### Problem statement
Set each record down exactly, excluding all images.

[Collected data entries]
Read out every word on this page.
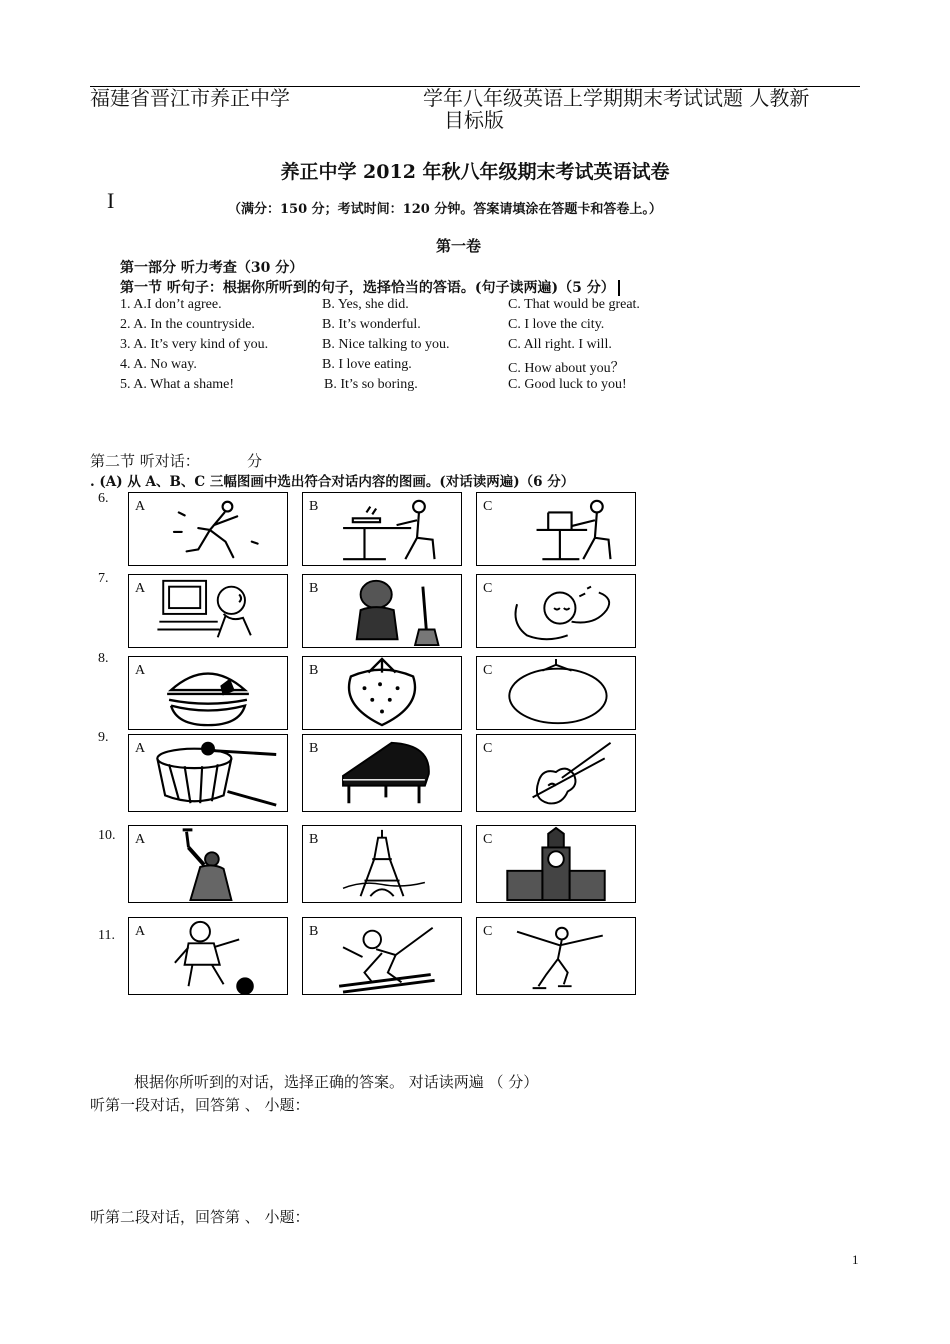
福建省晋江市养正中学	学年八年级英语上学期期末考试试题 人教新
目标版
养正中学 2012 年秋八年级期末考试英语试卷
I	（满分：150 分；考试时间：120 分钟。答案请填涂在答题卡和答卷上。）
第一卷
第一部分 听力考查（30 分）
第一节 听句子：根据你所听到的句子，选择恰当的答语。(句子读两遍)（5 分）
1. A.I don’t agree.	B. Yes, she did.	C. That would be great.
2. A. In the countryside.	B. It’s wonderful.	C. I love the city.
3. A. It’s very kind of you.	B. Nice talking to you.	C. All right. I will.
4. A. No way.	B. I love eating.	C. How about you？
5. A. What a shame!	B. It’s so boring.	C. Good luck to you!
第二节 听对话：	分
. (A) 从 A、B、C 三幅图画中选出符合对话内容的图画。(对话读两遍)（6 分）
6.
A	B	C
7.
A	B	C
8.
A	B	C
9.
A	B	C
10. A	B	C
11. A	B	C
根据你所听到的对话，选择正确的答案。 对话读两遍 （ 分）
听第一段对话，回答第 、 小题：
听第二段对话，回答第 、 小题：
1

### Solution to the exercise
Read out every word on this page.
福建省晋江市养正中学	学年八年级英语上学期期末考试试题 人教新
目标版
养正中学 2012 年秋八年级期末考试英语试卷
I	（满分：150 分；考试时间：120 分钟。答案请填涂在答题卡和答卷上。）
第一卷
第一部分 听力考查（30 分）
第一节 听句子：根据你所听到的句子，选择恰当的答语。(句子读两遍)（5 分）
1. A.I don’t agree.	B. Yes, she did.	C. That would be great.
2. A. In the countryside.	B. It’s wonderful.	C. I love the city.
3. A. It’s very kind of you.	B. Nice talking to you.	C. All right. I will.
4. A. No way.	B. I love eating.	C. How about you？
5. A. What a shame!	B. It’s so boring.	C. Good luck to you!
第二节 听对话：	分
. (A) 从 A、B、C 三幅图画中选出符合对话内容的图画。(对话读两遍)（6 分）
6.
A	B	C
7.
A	B	C
8.
A	B	C
9.
A	B	C
10. A	B	C
11. A	B	C
根据你所听到的对话，选择正确的答案。 对话读两遍 （ 分）
听第一段对话，回答第 、 小题：
听第二段对话，回答第 、 小题：
1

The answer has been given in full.